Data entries
· · ·
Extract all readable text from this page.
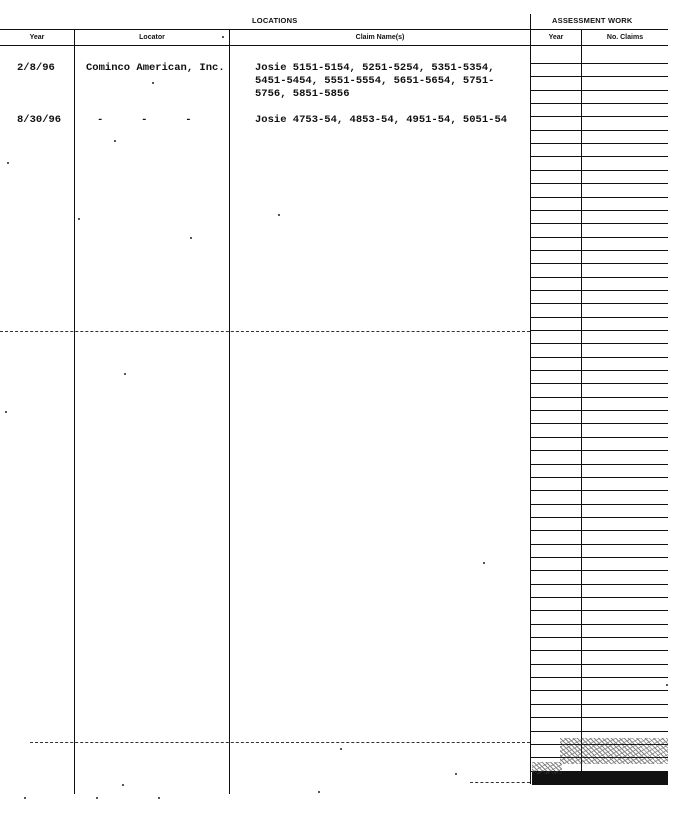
LOCATIONS	ASSESSMENT WORK
Year	Locator	Claim Name(s)	Year	No. Claims
2/8/96	Cominco American, Inc.	Josie 5151-5154, 5251-5254, 5351-5354,
5451-5454, 5551-5554, 5651-5654, 5751-
5756, 5851-5856
8/30/96	-      -      -	Josie 4753-54, 4853-54, 4951-54, 5051-54
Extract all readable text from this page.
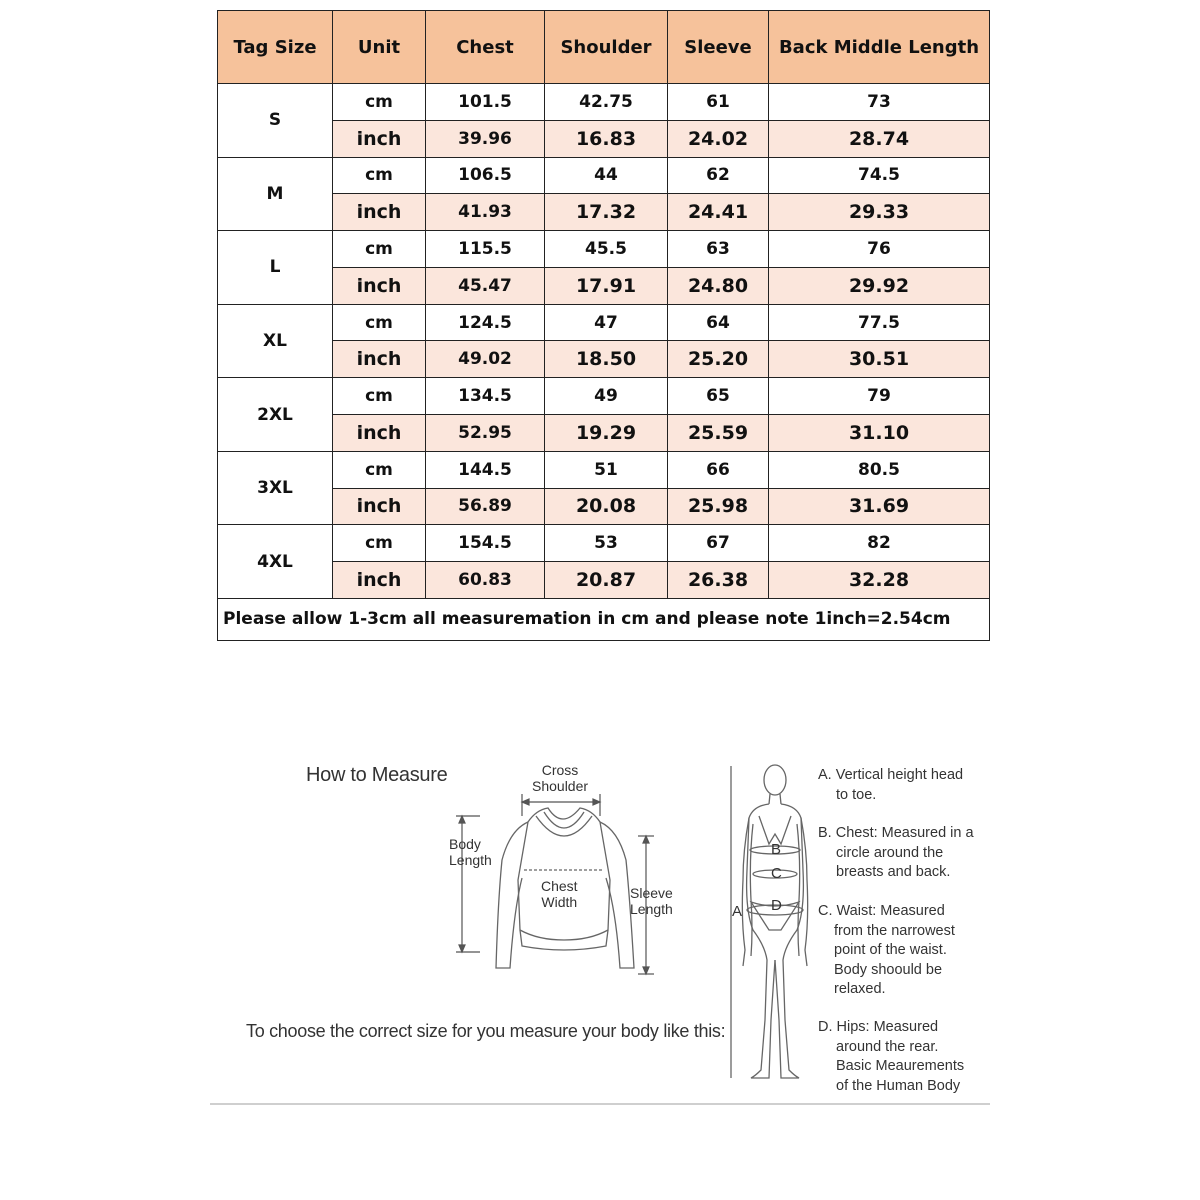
Tag Size	Unit	Chest	Shoulder	Sleeve	Back Middle Length
S	cm	101.5	42.75	61	73
	inch	39.96	16.83	24.02	28.74
M	cm	106.5	44	62	74.5
	inch	41.93	17.32	24.41	29.33
L	cm	115.5	45.5	63	76
	inch	45.47	17.91	24.80	29.92
XL	cm	124.5	47	64	77.5
	inch	49.02	18.50	25.20	30.51
2XL	cm	134.5	49	65	79
	inch	52.95	19.29	25.59	31.10
3XL	cm	144.5	51	66	80.5
	inch	56.89	20.08	25.98	31.69
4XL	cm	154.5	53	67	82
	inch	60.83	20.87	26.38	32.28
Please allow 1-3cm all measuremation in cm and please note 1inch=2.54cm					
How to Measure	Cross
Shoulder
Body
Length
Chest
Width
Sleeve
Length
To choose the correct size for you measure your body like this:
A
B
C
D
A. Vertical height head
to toe.
B. Chest: Measured in a
circle around the
breasts and back.
C. Waist: Measured
from the narrowest
point of the waist.
Body shoould be
relaxed.
D. Hips: Measured
around the rear.
Basic Meaurements
of the Human Body
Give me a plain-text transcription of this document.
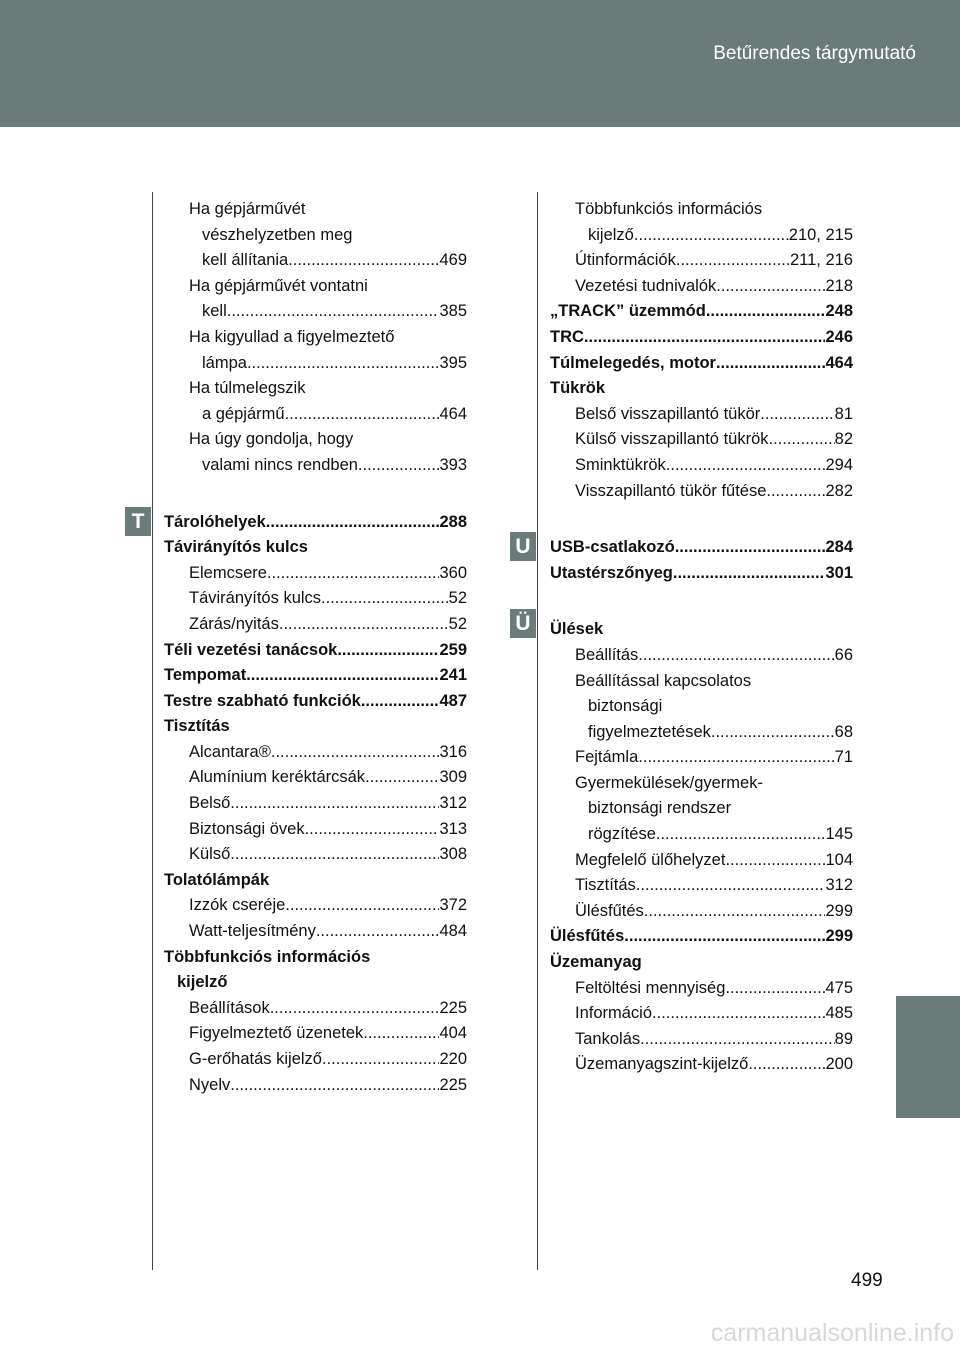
Betűrendes tárgymutató
T
U
Ü
Ha gépjárművét
vészhelyzetben meg
kell állítania .....	469
Ha gépjárművét vontatni
kell .....	385
Ha kigyullad a figyelmeztető
lámpa .....	395
Ha túlmelegszik
a gépjármű .....	464
Ha úgy gondolja, hogy
valami nincs rendben .....	393
Tárolóhelyek .....	288
Távirányítós kulcs
Elemcsere .....	360
Távirányítós kulcs .....	52
Zárás/nyitás .....	52
Téli vezetési tanácsok .....	259
Tempomat .....	241
Testre szabható funkciók .....	487
Tisztítás
Alcantara® .....	316
Alumínium keréktárcsák .....	309
Belső .....	312
Biztonsági övek .....	313
Külső .....	308
Tolatólámpák
Izzók cseréje .....	372
Watt-teljesítmény .....	484
Többfunkciós információs
kijelző
Beállítások .....	225
Figyelmeztető üzenetek .....	404
G-erőhatás kijelző .....	220
Nyelv .....	225
Többfunkciós információs
kijelző .....	210, 215
Útinformációk .....	211, 216
Vezetési tudnivalók .....	218
„TRACK” üzemmód .....	248
TRC .....	246
Túlmelegedés, motor .....	464
Tükrök
Belső visszapillantó tükör .....	81
Külső visszapillantó tükrök .....	82
Sminktükrök .....	294
Visszapillantó tükör fűtése .....	282
USB-csatlakozó .....	284
Utastérszőnyeg .....	301
Ülések
Beállítás .....	66
Beállítással kapcsolatos
biztonsági
figyelmeztetések .....	68
Fejtámla .....	71
Gyermekülések/gyermek-
biztonsági rendszer
rögzítése .....	145
Megfelelő ülőhelyzet .....	104
Tisztítás .....	312
Ülésfűtés .....	299
Ülésfűtés .....	299
Üzemanyag
Feltöltési mennyiség .....	475
Információ .....	485
Tankolás .....	89
Üzemanyagszint-kijelző .....	200
499
carmanualsonline.info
· · ·
TASK GOAL
Filter the data for the string "Chest" and copy every line that has it.

OUTPUT
Tag Size	Unit	Chest	Shoulder	Sleeve	Back Middle Length
Chest
B. Chest: Measured in a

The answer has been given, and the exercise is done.